> **Problem to solve**
Gather up every line that includes the string "Rock".

> **Records for the exercise**
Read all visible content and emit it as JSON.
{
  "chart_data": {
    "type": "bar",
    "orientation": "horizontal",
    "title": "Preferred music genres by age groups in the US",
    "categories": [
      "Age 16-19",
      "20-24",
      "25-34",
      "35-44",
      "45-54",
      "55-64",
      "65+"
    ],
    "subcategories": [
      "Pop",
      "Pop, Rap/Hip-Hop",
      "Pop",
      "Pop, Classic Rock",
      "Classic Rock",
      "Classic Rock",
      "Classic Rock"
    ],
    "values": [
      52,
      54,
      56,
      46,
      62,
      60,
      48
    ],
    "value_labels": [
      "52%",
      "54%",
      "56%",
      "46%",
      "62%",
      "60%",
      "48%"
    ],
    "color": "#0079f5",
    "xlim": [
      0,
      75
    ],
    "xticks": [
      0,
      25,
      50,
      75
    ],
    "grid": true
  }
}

> **Written solution**
      "Pop, Classic Rock",
      "Classic Rock",
      "Classic Rock",
      "Classic Rock"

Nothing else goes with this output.